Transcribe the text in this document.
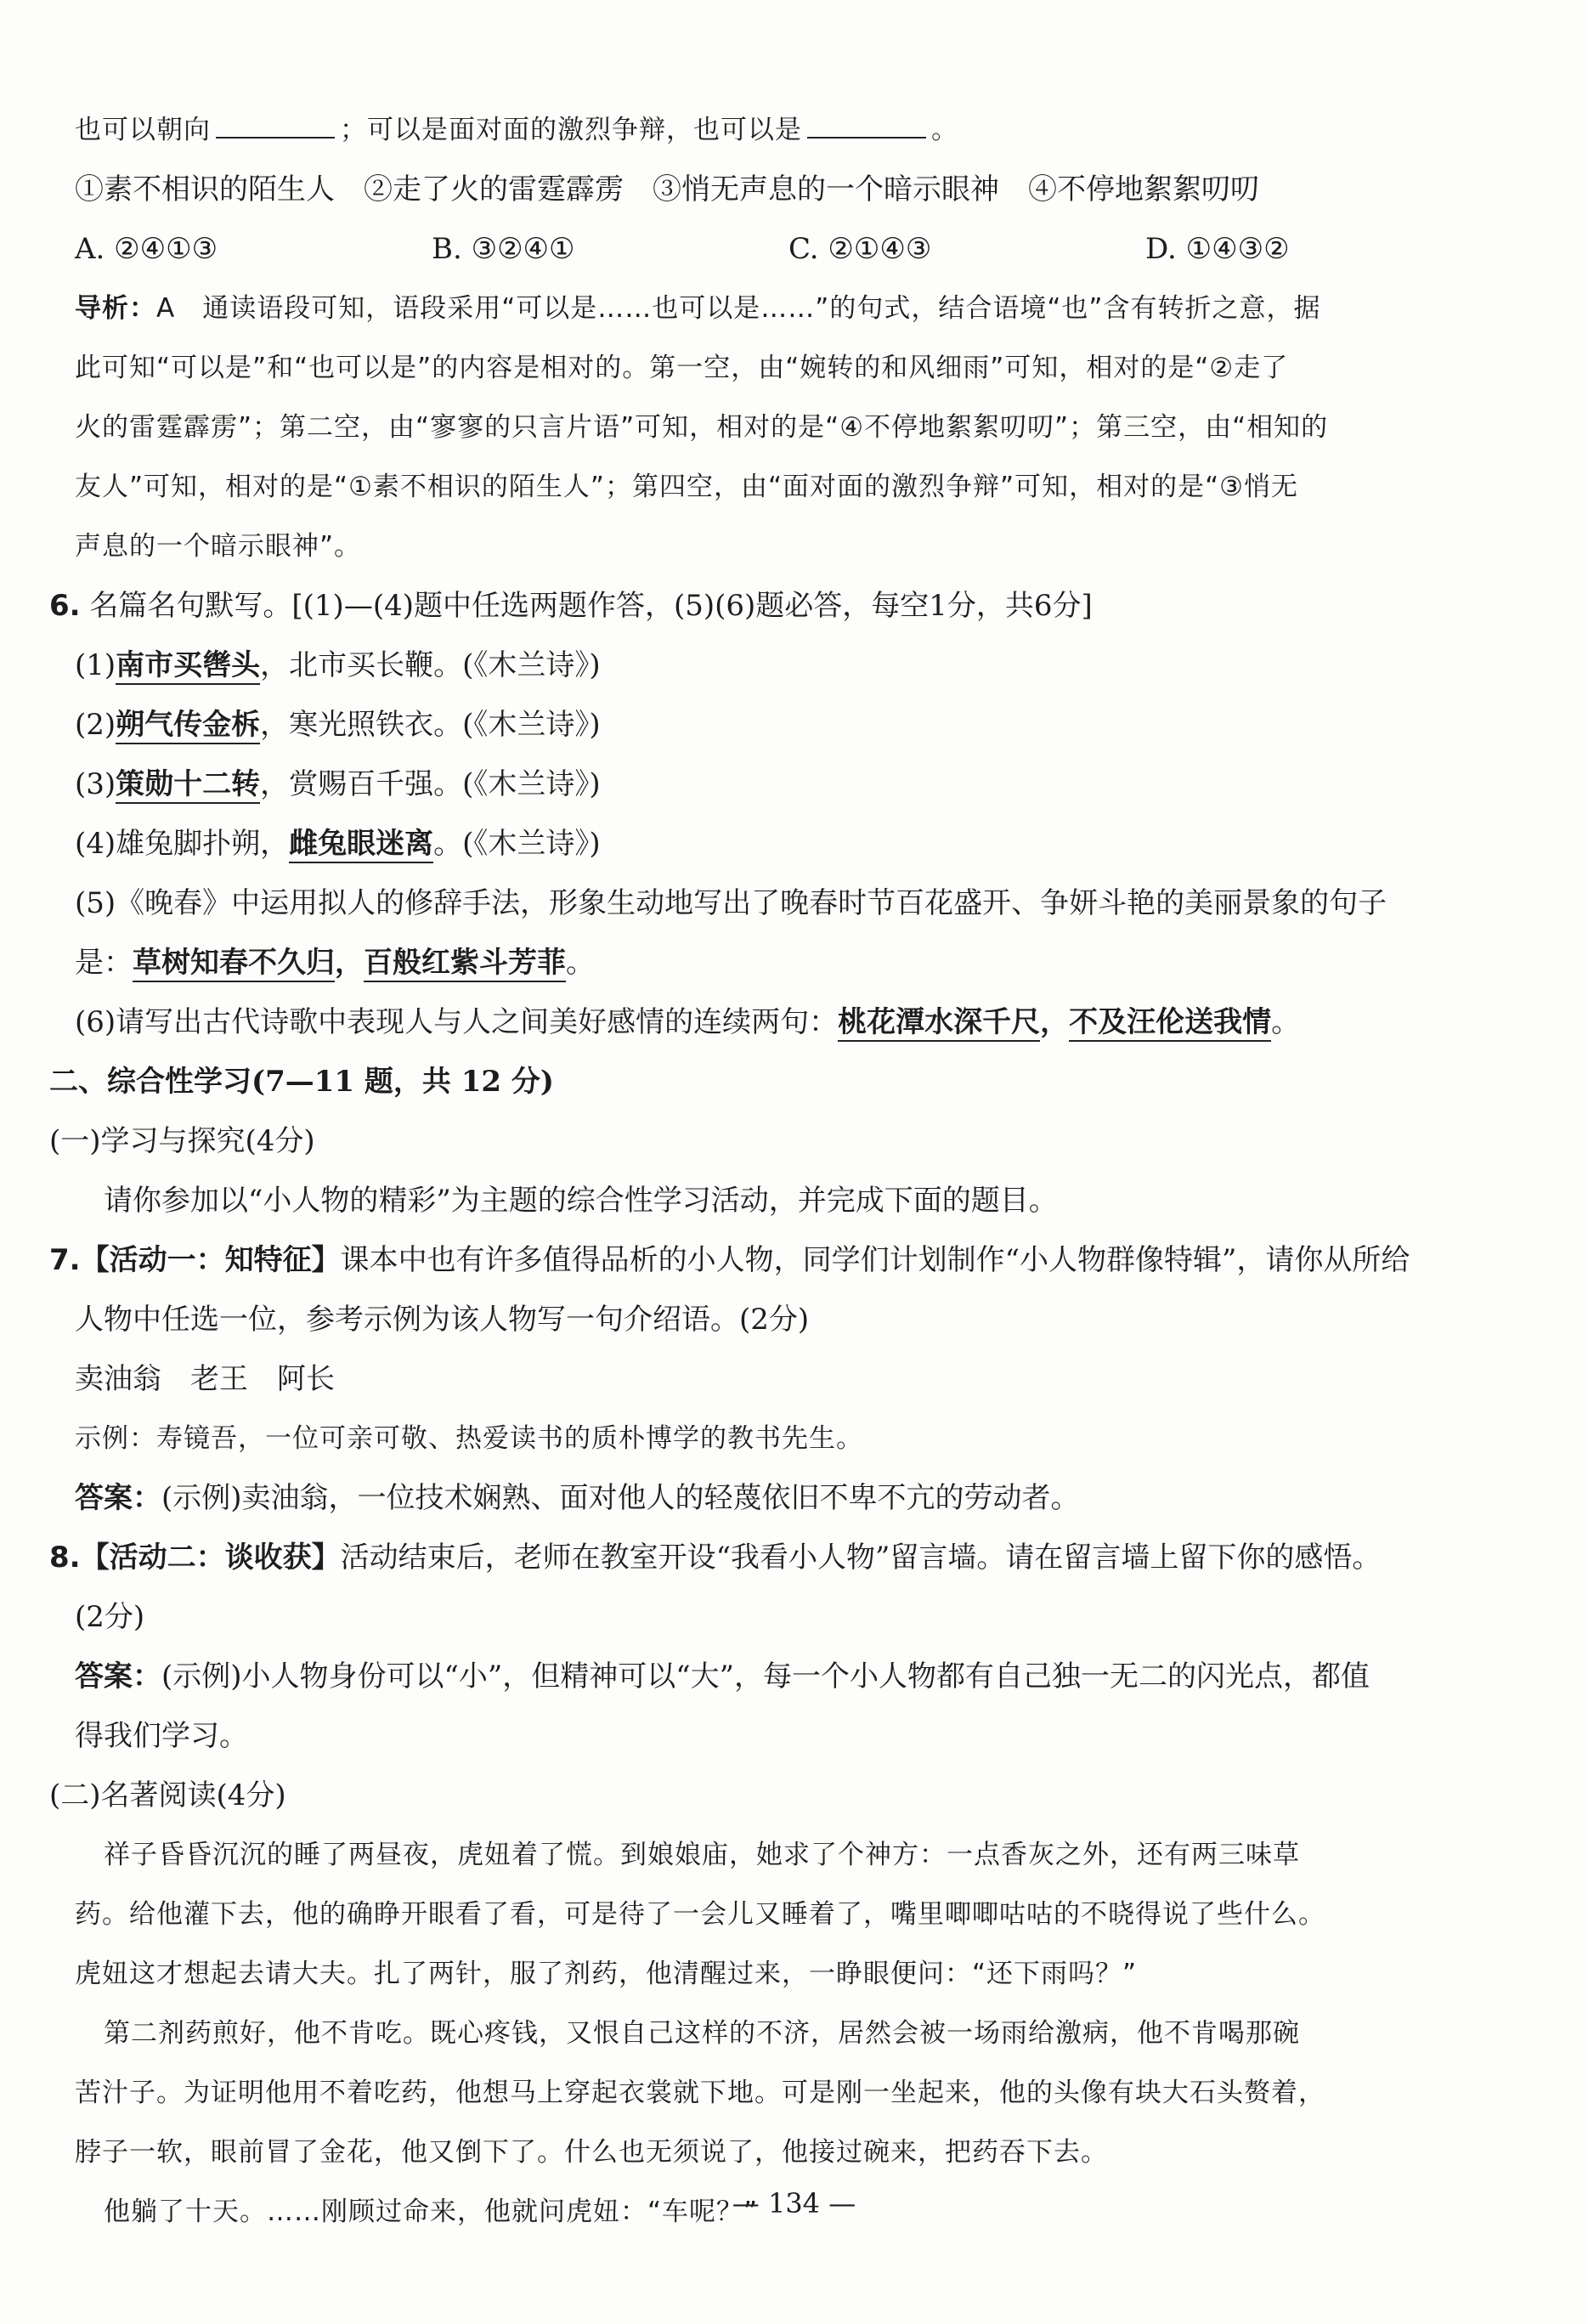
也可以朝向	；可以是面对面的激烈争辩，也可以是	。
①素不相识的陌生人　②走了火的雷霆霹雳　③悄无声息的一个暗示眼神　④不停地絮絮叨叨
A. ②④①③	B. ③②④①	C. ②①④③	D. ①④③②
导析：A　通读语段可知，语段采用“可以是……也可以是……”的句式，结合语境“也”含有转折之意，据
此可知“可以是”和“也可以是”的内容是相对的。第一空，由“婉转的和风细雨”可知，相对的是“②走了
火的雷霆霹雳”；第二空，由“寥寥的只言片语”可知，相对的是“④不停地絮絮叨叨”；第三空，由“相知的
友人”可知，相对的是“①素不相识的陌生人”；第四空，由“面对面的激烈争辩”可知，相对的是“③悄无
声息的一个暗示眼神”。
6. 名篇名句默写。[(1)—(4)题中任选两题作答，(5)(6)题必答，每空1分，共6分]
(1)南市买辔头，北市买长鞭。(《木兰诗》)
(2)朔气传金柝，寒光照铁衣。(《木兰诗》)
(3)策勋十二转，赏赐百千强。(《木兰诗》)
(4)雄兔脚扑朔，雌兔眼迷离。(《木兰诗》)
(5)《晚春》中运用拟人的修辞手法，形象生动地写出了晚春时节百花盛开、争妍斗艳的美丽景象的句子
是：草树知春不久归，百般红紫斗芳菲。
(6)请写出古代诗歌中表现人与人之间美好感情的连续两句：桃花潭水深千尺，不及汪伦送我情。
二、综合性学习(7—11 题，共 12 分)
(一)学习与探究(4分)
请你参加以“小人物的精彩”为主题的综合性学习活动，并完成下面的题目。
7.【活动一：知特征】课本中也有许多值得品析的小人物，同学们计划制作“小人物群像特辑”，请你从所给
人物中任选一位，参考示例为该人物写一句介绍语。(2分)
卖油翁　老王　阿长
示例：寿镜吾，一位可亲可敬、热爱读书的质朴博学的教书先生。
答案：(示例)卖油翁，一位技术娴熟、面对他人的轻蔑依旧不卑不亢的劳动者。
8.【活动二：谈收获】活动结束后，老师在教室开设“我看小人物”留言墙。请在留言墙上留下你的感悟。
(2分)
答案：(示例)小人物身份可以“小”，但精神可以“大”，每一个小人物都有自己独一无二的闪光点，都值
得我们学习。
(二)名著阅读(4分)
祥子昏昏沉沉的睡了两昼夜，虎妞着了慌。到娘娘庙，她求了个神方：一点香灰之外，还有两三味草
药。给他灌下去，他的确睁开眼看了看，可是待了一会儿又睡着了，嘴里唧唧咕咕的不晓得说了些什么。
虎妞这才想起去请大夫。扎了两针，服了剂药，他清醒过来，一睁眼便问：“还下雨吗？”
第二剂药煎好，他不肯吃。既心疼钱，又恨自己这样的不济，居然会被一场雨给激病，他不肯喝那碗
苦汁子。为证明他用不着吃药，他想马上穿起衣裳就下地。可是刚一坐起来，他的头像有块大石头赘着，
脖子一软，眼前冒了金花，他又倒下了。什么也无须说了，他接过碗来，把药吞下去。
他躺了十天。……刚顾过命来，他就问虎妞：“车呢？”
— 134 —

_ _ _ _ _

== Objective ==
Count the lines that hold the string "④不停地絮絮叨叨", and reply with that number alone.

== Task solution ==
2